▸ Objective: Locate each line of the material that contains "Curious", then return it.

▸ Input for this task:
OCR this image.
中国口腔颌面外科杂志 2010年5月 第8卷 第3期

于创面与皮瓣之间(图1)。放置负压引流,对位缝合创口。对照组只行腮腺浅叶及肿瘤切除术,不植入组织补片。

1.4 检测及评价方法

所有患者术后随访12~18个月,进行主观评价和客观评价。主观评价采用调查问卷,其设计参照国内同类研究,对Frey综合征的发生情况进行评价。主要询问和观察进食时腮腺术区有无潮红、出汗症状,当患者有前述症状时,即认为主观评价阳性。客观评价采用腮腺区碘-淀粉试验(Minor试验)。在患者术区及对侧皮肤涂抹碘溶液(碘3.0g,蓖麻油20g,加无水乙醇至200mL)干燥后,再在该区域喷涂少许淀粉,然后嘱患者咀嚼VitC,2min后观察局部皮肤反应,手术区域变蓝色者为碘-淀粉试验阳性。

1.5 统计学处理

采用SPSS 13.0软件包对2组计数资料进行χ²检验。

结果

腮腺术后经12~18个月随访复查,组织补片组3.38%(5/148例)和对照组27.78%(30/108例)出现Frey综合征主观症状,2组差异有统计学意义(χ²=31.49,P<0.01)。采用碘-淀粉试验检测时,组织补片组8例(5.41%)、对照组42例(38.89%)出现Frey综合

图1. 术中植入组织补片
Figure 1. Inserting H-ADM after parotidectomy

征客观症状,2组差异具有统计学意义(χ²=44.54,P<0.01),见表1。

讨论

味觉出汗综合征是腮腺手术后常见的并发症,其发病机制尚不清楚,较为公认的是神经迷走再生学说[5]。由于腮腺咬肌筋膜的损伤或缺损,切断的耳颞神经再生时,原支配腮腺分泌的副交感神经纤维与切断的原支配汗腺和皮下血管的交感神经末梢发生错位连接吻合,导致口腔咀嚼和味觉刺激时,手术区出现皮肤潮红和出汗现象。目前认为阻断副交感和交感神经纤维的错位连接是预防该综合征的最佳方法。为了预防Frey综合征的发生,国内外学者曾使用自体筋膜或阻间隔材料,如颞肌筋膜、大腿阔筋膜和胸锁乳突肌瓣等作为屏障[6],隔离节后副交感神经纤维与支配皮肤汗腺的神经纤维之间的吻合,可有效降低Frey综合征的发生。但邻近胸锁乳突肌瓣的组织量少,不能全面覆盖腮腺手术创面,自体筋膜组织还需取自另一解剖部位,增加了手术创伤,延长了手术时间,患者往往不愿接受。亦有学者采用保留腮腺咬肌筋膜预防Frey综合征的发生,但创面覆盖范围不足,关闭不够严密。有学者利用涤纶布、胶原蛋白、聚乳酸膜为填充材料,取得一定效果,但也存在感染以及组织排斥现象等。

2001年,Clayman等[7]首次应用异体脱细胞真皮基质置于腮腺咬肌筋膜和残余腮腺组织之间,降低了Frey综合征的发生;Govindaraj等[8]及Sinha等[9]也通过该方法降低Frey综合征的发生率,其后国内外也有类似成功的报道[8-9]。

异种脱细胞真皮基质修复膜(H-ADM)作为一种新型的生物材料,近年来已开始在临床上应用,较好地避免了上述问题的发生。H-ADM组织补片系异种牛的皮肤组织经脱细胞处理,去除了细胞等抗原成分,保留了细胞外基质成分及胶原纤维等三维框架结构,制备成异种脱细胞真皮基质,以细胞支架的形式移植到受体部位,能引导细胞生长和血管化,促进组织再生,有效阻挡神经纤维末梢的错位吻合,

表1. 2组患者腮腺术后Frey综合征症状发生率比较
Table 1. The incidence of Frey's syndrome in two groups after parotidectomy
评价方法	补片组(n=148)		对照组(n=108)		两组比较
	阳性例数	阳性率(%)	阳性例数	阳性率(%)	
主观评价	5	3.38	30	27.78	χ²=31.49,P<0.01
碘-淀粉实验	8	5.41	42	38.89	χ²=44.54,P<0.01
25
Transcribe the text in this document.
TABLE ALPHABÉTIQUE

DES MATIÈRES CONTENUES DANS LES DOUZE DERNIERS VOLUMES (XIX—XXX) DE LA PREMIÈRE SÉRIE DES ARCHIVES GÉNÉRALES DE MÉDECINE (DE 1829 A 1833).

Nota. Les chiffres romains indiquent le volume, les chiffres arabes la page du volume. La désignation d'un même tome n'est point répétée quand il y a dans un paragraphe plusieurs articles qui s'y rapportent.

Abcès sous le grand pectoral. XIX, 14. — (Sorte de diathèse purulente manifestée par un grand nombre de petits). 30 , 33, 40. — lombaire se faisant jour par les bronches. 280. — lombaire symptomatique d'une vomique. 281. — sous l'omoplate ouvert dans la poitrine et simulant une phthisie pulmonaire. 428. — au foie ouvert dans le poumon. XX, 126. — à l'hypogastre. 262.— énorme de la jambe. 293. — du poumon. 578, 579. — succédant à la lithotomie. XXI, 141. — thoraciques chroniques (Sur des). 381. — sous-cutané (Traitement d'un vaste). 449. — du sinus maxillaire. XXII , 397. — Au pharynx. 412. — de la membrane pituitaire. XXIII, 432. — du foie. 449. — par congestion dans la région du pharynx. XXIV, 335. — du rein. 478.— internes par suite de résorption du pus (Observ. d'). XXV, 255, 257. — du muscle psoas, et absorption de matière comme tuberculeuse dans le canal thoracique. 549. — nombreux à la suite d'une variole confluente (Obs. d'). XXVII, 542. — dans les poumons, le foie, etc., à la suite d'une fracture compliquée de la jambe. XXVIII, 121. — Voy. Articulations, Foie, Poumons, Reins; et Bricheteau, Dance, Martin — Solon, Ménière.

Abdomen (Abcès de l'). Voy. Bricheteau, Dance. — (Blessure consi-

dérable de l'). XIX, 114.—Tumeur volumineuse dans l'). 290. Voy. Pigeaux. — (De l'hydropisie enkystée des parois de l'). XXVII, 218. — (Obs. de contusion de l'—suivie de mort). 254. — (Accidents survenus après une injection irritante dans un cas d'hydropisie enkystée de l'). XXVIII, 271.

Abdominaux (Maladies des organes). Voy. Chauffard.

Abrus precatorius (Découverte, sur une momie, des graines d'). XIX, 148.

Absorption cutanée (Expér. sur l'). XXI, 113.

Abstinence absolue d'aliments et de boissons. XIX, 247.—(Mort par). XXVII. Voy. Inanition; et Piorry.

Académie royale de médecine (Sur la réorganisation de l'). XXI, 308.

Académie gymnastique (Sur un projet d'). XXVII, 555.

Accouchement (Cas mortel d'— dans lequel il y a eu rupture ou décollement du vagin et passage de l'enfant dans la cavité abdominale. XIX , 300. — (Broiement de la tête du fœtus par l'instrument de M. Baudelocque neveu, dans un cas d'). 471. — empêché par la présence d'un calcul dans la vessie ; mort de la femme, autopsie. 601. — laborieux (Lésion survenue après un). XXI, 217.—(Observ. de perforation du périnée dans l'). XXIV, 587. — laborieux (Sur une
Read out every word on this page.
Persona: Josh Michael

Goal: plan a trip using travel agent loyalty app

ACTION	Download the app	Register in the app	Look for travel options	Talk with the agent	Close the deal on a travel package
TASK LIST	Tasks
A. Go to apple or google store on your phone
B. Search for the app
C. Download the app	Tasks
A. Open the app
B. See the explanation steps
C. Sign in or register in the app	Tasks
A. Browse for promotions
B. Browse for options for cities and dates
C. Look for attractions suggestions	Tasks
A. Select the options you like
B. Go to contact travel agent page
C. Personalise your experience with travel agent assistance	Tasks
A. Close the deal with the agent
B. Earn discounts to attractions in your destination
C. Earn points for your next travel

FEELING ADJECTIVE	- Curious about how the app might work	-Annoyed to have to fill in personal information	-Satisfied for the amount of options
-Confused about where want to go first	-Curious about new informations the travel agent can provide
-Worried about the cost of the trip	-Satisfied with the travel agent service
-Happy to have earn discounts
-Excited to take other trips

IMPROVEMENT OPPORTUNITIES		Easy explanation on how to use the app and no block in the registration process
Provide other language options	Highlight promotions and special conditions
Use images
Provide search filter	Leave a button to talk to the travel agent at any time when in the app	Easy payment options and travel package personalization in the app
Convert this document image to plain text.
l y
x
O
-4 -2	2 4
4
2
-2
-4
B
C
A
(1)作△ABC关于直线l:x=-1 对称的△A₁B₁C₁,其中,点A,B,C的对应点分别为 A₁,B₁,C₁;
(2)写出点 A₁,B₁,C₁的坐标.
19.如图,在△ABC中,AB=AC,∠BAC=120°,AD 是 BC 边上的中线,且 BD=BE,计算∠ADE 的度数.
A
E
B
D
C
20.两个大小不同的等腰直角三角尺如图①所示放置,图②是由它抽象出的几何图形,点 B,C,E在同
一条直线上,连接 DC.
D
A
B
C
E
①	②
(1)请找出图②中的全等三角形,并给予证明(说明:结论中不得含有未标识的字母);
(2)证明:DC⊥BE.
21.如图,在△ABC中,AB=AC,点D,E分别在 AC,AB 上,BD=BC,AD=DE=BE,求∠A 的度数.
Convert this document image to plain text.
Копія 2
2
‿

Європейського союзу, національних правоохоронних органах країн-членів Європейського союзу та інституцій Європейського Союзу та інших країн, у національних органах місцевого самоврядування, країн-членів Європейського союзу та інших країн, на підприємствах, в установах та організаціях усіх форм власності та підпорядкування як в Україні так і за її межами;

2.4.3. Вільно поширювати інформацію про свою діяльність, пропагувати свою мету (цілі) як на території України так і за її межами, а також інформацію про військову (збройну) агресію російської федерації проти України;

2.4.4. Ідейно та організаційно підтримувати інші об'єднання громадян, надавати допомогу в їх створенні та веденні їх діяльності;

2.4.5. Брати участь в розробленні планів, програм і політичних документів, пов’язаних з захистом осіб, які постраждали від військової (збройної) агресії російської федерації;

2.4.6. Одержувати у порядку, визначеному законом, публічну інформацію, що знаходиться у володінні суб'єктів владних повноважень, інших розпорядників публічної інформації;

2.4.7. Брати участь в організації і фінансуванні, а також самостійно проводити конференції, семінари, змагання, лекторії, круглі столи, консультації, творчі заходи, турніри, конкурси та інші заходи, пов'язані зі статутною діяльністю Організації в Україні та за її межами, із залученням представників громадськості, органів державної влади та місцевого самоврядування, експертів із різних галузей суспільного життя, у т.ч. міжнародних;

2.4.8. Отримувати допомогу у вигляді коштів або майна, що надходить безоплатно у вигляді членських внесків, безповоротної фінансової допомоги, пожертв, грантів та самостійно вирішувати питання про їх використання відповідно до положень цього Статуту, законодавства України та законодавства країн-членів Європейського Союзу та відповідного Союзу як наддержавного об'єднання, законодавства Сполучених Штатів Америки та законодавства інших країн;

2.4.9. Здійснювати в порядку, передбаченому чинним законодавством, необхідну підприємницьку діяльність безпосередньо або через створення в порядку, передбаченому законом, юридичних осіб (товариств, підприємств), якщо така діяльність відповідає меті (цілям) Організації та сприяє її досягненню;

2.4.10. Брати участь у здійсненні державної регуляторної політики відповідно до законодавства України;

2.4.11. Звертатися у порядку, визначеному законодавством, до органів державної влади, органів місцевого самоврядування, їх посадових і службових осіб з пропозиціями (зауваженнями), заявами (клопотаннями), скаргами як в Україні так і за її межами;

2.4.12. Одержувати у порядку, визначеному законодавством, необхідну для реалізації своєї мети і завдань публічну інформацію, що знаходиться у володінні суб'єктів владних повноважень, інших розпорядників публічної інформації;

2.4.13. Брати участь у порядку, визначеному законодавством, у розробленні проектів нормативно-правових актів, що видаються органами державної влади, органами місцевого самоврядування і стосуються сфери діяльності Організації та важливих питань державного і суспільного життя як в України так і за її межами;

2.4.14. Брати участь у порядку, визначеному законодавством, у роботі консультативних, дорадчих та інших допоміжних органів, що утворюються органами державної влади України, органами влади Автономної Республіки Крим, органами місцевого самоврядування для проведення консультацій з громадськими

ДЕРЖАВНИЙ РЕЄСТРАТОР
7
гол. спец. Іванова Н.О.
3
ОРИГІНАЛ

▸ Correct result:
FEELING ADJECTIVE	- Curious about how the app might work	-Annoyed to have to fill in personal information	-Satisfied for the amount of options
-Confused about where want to go first	-Curious about new informations the travel agent can provide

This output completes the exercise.